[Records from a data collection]
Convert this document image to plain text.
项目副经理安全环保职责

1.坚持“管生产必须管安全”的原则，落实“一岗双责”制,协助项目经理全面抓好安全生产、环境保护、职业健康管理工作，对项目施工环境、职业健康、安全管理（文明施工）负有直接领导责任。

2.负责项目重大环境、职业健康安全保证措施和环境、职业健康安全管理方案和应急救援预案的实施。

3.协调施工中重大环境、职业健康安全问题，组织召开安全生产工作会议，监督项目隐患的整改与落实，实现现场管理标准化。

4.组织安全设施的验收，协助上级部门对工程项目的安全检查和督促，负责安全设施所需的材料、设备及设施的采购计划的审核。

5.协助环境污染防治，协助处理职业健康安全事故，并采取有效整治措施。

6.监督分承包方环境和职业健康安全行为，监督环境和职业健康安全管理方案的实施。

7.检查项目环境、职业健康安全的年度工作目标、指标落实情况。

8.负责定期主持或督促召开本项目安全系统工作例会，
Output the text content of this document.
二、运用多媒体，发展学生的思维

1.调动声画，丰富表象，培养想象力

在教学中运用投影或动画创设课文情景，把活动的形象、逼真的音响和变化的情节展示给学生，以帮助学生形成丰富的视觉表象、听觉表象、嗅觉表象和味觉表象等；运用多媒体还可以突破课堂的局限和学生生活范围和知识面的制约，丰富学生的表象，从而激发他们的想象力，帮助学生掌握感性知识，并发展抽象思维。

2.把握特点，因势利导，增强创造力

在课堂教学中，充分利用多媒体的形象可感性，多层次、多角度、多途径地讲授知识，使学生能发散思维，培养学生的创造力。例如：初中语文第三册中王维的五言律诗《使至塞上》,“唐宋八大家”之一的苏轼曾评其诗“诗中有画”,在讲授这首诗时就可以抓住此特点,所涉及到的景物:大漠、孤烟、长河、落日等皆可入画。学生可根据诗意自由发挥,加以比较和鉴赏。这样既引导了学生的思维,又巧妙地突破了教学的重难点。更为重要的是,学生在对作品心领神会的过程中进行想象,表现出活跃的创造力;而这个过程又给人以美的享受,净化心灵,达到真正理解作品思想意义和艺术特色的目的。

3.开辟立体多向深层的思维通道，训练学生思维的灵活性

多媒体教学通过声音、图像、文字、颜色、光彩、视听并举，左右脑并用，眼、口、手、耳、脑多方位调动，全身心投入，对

**What to produce**
Beginning at the line that holds "Output the text content of this document.", reproduce each line of the records above down to and including the last one.

**The answer**
Output the text content of this document.
二、运用多媒体，发展学生的思维

1.调动声画，丰富表象，培养想象力

在教学中运用投影或动画创设课文情景，把活动的形象、逼真的音响和变化的情节展示给学生，以帮助学生形成丰富的视觉表象、听觉表象、嗅觉表象和味觉表象等；运用多媒体还可以突破课堂的局限和学生生活范围和知识面的制约，丰富学生的表象，从而激发他们的想象力，帮助学生掌握感性知识，并发展抽象思维。

2.把握特点，因势利导，增强创造力

在课堂教学中，充分利用多媒体的形象可感性，多层次、多角度、多途径地讲授知识，使学生能发散思维，培养学生的创造力。例如：初中语文第三册中王维的五言律诗《使至塞上》,“唐宋八大家”之一的苏轼曾评其诗“诗中有画”,在讲授这首诗时就可以抓住此特点,所涉及到的景物:大漠、孤烟、长河、落日等皆可入画。学生可根据诗意自由发挥,加以比较和鉴赏。这样既引导了学生的思维,又巧妙地突破了教学的重难点。更为重要的是,学生在对作品心领神会的过程中进行想象,表现出活跃的创造力;而这个过程又给人以美的享受,净化心灵,达到真正理解作品思想意义和艺术特色的目的。

3.开辟立体多向深层的思维通道，训练学生思维的灵活性

多媒体教学通过声音、图像、文字、颜色、光彩、视听并举，左右脑并用，眼、口、手、耳、脑多方位调动，全身心投入，对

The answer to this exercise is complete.